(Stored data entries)
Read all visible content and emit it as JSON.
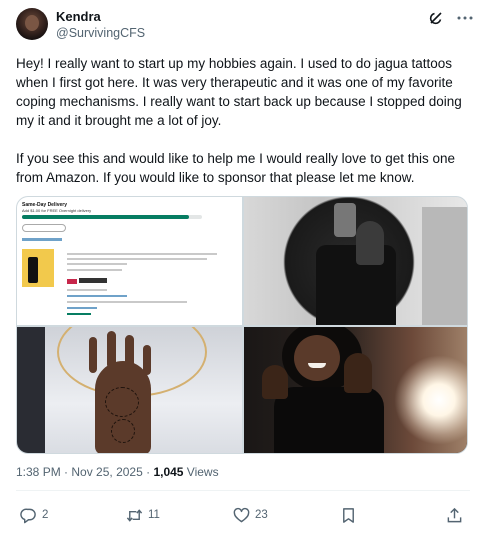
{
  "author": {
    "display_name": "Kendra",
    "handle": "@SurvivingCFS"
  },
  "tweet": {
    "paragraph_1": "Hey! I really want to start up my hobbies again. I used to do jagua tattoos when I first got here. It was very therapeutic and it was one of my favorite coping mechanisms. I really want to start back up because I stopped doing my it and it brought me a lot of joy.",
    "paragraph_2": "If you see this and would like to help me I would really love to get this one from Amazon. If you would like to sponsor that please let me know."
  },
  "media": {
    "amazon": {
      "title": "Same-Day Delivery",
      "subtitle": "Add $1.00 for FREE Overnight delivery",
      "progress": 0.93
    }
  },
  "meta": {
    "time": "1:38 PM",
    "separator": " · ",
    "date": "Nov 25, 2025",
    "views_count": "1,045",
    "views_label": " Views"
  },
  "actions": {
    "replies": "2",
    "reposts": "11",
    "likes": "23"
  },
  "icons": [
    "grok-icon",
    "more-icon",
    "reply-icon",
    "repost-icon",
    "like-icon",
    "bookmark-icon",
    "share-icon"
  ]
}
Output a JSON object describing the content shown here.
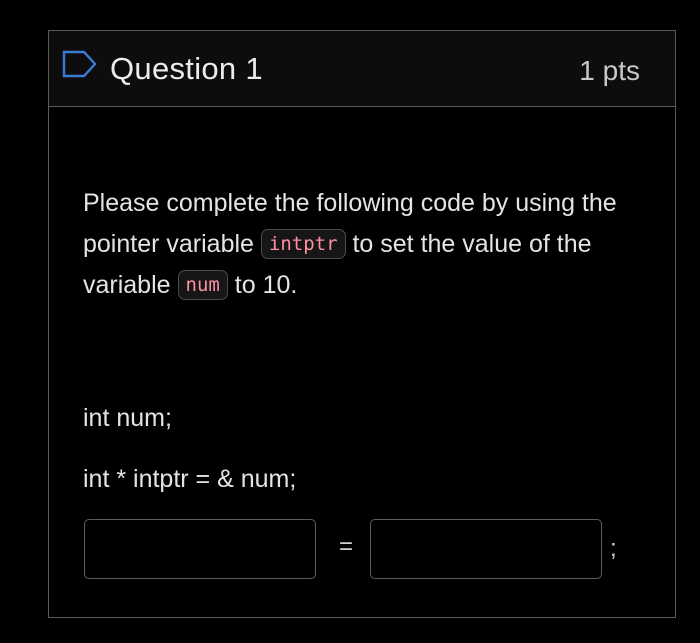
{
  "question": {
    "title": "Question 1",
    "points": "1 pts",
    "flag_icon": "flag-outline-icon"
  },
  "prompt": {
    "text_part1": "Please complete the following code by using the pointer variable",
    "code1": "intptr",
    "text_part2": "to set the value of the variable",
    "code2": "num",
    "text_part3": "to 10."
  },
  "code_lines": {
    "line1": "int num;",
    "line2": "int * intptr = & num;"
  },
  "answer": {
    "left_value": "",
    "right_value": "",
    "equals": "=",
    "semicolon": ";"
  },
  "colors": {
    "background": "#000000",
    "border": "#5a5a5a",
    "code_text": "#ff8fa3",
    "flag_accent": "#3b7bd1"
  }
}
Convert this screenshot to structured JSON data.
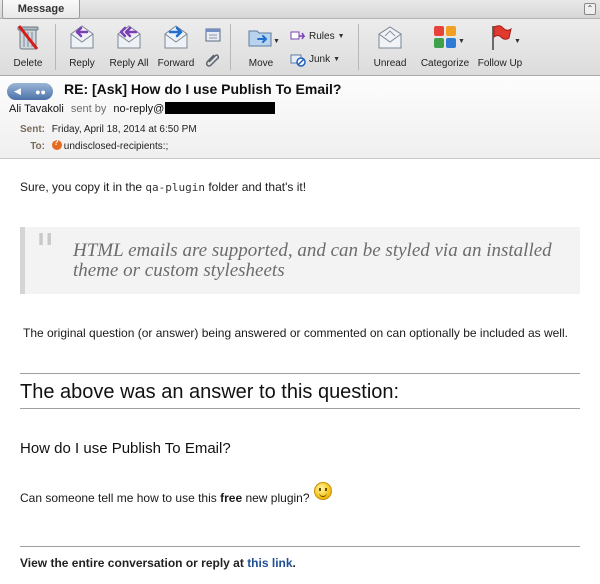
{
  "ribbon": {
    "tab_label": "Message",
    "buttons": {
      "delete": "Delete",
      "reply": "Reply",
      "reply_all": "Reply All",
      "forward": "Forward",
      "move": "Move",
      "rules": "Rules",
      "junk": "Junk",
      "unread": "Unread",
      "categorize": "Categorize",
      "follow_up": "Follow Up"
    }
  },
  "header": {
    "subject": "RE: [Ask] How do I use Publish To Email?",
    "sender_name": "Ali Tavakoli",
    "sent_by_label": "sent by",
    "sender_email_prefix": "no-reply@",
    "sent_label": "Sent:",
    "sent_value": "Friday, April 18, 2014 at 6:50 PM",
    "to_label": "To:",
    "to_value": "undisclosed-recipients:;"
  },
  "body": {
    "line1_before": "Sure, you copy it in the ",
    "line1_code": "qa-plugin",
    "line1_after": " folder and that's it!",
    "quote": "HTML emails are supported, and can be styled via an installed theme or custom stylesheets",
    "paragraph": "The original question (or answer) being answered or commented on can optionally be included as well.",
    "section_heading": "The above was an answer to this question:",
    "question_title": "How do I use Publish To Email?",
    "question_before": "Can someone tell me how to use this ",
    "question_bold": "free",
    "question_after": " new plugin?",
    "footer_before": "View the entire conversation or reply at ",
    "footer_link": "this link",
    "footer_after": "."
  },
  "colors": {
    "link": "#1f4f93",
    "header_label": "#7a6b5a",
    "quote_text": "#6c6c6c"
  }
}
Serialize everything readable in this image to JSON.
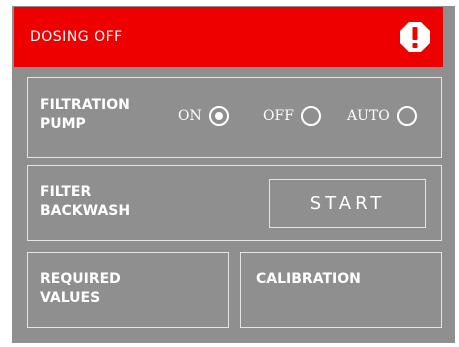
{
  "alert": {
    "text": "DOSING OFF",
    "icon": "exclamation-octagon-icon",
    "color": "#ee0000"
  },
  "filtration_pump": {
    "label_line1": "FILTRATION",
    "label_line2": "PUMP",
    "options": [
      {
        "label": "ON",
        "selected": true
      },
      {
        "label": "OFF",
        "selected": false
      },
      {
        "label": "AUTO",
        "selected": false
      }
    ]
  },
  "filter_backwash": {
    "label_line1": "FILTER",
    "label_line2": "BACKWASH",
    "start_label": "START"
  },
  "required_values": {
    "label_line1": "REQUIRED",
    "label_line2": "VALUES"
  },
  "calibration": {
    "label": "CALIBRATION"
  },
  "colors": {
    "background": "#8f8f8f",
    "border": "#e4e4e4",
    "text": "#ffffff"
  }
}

---

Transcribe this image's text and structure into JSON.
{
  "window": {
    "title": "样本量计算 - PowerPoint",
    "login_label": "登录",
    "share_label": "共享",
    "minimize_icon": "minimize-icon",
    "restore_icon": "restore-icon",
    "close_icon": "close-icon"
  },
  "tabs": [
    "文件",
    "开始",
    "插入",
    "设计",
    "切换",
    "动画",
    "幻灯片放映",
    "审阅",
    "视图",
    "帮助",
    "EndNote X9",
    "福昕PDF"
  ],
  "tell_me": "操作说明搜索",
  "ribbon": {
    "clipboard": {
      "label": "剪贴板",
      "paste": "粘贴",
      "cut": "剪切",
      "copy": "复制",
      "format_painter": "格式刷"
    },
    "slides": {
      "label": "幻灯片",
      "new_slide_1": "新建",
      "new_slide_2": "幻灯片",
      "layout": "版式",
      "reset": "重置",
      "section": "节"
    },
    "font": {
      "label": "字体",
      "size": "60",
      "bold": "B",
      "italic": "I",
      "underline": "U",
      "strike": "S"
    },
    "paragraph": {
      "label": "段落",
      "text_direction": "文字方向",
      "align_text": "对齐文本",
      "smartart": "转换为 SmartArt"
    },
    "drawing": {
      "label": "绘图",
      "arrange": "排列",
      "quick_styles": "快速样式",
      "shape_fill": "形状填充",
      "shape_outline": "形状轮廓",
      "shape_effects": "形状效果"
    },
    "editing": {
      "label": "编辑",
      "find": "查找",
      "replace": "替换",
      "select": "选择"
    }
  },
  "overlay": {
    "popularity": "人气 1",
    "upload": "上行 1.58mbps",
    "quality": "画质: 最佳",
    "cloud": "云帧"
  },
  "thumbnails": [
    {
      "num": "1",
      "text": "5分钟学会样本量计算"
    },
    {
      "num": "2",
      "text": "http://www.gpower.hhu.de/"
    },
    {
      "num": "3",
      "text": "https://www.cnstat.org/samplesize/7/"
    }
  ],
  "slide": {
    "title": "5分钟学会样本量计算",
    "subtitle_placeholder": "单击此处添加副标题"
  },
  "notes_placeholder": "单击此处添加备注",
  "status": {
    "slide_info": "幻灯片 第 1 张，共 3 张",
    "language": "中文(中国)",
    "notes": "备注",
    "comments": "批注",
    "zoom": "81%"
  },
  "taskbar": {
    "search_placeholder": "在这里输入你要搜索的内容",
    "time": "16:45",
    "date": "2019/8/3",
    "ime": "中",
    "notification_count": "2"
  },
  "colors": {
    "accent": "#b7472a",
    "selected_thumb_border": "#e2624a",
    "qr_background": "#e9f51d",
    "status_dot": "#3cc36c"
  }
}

WHAT TO WORK ON: Select every line in the records above that contains the word "plugin".

FULL ANSWER:
    "line1_code": "qa-plugin",
    "question_after": " new plugin?",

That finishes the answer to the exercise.